» Study text
Nazi Germany hosted the 1936 Olympics in a celebratory cloud of unity and lavish parties – while simultaneously planning the next world war. Berlin 1936: Sixteen Days in August (Other Press Hardcover; February 6th, 2018), by award-winning historian Oliver Hilmes illustrates the extraordinary scene of Berlin during the Olympics, and depicts the recognizable situation of a world on the brink of international disaster. Timed for the 2018 Winter Olympics, Berlin 1936 is perfect for fans of sports, Jewish & European history, World War II, and politics.
With perspectives from Nazi leaders, locals, foreign diplomats, sportsmen and women, journalists, writers, socialites, nightclub owners, and jazz musicians, BERLIN 1936 crafts an intriguing look at the world and Berlin during those ominous summer weeks. With the Nazi agenda (mostly) put on hold while international visitors got an orchestrated view of the peaceful Germany they wanted to believe in, Hilmes offers a last glimpse of the vibrant and diverse life in the German capital during the 1920s and 30s that the Nazis wanted to destroy.
Here is some of what you’ll find in Berlin 1936:
- How America almost boycotted the 1936 Olympics, and why they ended up participating
- What happens when problematic regimes try to host the Olympics?
- How the Nazis controlled the narrative around the Olympics, including the press
- LGBTQ+ culture and rights before and after the Nazis came to power
- Traditions, like the torch relay, that started at these Olympics
- The incredible Jesse Owens, who tacitly challenged Aryan supremacy with his incredible athletic (and gold medal-winning) ability
- Glimpses into the lives of ordinary Germans, from a nightclub owner to a little boy secretly rooting against Germany
While 4,000 athletes from 49 different countries took part in 129 competitions, Minister of Propaganda Joseph Goebbels wrote in his diary: “After the Olympics, we’ll get ruthless… Then there will be some shooting.”

» Requirement A
Answer these questions from the book description:
(i) Who published the hardcover edition, and on what date?
(ii) Which tradition does the book description name as one that started at these Olympics?
(iii) How many athletes, and from how many countries, took part in the 1936 Games?
» Requirement B
In the book description, swap "historian" for "scholar" and give the passage that begins at the words "Nazi Germany hosted" and stops after "II, and politics.".

» Given records
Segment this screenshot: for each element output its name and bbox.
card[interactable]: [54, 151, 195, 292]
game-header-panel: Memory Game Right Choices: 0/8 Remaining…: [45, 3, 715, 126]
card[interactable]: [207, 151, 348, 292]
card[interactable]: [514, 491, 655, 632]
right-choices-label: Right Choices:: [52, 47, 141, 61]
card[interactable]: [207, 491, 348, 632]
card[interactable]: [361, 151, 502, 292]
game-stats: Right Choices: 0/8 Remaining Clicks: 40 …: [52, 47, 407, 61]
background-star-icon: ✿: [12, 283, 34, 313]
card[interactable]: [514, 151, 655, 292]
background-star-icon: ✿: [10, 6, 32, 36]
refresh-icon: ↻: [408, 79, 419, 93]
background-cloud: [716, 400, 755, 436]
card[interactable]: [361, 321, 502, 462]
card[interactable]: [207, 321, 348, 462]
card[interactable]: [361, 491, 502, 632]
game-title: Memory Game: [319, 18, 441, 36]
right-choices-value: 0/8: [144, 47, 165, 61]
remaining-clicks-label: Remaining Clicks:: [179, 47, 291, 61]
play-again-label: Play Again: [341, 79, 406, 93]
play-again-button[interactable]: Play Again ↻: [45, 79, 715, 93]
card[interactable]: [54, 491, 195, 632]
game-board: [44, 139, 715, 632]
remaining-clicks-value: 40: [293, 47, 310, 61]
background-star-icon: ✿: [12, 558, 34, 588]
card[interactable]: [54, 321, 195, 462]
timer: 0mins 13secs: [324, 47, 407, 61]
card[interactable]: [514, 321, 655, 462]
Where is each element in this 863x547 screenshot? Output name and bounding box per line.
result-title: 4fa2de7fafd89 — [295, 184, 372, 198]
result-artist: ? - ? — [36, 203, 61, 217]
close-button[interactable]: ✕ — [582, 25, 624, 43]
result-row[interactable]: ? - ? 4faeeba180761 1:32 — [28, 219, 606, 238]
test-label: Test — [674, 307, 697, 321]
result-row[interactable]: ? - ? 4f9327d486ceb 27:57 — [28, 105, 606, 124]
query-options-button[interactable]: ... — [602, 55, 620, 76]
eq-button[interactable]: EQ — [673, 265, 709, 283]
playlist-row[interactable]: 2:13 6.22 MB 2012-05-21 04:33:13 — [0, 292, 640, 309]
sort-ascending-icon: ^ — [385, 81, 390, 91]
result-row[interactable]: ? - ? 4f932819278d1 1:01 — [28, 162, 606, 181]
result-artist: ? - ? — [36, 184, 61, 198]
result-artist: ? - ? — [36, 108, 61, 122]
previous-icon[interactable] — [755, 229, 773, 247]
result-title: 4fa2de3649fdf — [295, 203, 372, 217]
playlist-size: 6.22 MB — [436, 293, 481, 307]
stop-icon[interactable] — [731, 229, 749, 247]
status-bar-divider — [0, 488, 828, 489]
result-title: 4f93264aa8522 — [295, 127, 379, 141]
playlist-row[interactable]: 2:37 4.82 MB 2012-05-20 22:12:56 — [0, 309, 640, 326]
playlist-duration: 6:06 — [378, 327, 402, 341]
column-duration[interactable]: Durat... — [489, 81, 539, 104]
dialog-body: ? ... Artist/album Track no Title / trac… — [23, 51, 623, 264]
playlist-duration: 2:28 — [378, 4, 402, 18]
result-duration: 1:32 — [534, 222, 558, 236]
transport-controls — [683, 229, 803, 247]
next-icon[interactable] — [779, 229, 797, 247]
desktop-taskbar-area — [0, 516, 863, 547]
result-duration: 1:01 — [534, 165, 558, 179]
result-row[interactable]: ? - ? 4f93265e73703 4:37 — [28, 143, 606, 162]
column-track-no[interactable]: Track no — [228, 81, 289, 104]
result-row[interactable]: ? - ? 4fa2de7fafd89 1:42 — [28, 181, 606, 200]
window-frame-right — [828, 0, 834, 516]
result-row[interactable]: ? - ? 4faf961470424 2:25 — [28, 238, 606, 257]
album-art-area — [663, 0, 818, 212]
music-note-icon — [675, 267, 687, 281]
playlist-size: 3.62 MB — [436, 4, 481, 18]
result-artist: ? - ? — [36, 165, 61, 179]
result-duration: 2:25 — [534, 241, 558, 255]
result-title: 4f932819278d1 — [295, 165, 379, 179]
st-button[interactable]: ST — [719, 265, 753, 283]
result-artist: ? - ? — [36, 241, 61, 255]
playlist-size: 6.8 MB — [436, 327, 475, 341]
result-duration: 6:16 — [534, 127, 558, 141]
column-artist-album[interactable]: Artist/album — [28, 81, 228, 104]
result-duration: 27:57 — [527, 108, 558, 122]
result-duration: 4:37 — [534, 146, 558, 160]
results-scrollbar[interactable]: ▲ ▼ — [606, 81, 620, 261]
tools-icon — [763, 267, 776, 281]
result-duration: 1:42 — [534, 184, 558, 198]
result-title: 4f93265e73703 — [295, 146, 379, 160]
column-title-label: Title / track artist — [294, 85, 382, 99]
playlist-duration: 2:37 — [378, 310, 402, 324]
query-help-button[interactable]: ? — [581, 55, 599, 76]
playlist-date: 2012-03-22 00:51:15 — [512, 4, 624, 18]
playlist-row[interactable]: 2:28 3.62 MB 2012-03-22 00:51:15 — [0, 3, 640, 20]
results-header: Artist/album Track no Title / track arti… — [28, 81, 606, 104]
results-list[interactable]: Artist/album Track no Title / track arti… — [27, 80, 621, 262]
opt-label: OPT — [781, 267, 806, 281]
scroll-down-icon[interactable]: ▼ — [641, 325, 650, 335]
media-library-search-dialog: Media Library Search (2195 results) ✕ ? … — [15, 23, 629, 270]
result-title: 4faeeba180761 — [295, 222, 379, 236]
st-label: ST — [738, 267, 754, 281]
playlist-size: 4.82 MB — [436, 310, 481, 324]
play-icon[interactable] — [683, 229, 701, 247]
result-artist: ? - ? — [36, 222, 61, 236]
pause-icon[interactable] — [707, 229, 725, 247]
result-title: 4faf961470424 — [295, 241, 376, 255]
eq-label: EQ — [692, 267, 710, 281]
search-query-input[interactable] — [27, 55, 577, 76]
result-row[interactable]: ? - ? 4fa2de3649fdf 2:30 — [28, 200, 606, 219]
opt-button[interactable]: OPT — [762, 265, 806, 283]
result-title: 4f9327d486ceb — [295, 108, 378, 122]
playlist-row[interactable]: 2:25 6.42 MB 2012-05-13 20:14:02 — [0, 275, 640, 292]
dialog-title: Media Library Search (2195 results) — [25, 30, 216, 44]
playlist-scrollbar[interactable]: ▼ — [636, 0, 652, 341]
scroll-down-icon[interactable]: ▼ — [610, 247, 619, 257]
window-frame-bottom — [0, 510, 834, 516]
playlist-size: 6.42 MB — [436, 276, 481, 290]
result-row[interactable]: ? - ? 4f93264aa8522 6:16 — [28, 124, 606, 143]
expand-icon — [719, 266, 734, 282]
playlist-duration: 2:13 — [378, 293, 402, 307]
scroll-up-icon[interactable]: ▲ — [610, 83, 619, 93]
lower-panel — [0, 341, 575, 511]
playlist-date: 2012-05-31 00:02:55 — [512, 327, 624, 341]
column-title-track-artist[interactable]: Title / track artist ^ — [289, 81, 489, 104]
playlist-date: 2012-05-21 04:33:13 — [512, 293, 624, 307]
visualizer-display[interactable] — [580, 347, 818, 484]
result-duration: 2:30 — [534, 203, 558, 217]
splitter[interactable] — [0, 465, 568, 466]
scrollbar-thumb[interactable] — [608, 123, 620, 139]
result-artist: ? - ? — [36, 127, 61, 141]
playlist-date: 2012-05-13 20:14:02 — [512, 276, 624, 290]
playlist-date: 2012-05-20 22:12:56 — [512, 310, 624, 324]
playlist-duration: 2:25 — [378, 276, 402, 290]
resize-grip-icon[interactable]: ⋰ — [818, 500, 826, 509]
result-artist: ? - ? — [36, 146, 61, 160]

» Task answer A
(i) Other Press published the hardcover edition on February 6th, 2018.
(ii) The torch relay.
(iii) 4,000 athletes from 49 different countries.

» Task answer B
Nazi Germany hosted the 1936 Olympics in a celebratory cloud of unity and lavish parties – while simultaneously planning the next world war. Berlin 1936: Sixteen Days in August (Other Press Hardcover; February 6th, 2018), by award-winning scholar Oliver Hilmes illustrates the extraordinary scene of Berlin during the Olympics, and depicts the recognizable situation of a world on the brink of international disaster. Timed for the 2018 Winter Olympics, Berlin 1936 is perfect for fans of sports, Jewish & European history, World War II, and politics.